═══ SUPPLIED DATA ═══

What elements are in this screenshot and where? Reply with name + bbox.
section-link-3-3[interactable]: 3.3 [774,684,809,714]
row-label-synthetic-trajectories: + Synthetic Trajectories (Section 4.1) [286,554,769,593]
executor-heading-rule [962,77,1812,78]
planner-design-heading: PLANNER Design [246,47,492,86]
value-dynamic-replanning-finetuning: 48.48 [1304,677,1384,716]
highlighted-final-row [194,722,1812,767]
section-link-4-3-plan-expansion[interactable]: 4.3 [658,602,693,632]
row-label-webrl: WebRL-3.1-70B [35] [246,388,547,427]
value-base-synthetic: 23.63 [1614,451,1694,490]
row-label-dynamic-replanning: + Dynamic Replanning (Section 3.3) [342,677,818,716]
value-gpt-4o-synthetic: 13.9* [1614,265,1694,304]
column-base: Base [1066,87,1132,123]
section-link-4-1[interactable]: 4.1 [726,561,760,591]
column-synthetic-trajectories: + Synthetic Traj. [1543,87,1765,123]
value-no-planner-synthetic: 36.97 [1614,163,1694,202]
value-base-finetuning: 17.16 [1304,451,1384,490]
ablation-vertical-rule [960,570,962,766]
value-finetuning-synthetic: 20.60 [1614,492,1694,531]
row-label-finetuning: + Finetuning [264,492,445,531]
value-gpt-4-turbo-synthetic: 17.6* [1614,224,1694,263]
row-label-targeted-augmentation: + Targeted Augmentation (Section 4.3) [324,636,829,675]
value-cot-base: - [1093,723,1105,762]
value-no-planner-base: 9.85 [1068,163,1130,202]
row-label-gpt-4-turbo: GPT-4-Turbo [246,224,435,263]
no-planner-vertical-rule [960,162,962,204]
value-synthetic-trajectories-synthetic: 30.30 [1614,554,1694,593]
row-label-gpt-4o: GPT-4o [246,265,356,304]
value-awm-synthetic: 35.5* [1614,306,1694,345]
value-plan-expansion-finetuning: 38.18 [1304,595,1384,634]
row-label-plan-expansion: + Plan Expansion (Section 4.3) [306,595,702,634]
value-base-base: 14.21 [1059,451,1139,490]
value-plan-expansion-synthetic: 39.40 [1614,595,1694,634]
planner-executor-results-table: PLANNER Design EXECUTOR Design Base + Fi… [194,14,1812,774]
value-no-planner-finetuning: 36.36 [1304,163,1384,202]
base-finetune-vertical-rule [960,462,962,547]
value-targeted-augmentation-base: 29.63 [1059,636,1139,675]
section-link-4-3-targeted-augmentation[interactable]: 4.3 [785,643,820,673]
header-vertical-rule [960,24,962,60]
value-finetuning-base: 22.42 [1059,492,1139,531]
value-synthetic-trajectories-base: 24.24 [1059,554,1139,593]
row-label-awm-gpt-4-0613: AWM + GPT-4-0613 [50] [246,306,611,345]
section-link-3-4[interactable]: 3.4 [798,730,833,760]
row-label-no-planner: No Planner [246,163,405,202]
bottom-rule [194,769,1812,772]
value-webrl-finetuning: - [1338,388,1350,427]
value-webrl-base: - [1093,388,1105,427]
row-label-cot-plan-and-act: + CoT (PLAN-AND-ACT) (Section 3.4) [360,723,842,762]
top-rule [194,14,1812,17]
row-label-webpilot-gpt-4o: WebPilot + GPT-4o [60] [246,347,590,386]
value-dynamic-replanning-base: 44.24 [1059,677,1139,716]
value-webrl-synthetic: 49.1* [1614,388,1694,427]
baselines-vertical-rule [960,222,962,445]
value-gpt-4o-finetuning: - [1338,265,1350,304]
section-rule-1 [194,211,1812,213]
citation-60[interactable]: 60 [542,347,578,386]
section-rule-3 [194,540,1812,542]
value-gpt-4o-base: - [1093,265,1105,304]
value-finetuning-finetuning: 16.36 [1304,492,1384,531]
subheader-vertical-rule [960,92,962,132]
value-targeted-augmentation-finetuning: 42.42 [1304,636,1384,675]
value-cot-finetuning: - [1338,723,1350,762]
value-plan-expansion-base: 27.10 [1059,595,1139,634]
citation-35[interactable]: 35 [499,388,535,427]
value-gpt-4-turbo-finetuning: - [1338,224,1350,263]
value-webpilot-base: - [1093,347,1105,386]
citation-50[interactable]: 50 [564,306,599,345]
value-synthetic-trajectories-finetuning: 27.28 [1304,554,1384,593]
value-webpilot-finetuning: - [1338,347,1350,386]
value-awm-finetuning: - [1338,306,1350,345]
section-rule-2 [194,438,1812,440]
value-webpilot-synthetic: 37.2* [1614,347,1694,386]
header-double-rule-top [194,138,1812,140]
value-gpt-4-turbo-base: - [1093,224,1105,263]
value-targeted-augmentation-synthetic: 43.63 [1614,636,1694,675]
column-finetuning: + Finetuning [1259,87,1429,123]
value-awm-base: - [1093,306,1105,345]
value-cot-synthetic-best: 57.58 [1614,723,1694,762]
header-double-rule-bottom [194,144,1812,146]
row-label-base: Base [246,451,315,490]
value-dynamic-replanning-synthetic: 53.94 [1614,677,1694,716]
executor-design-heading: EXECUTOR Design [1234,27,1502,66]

═══

[WHAT THE EXERCISE ASKS]
Print the lines starting at the first line of the records and ending at the line containing "executor-heading-rule [962,77,1812,78]", both included, with no change.

[SOLUTION TO THIS TASK]
What elements are in this screenshot and where? Reply with name + bbox.
section-link-3-3[interactable]: 3.3 [774,684,809,714]
row-label-synthetic-trajectories: + Synthetic Trajectories (Section 4.1) [286,554,769,593]
executor-heading-rule [962,77,1812,78]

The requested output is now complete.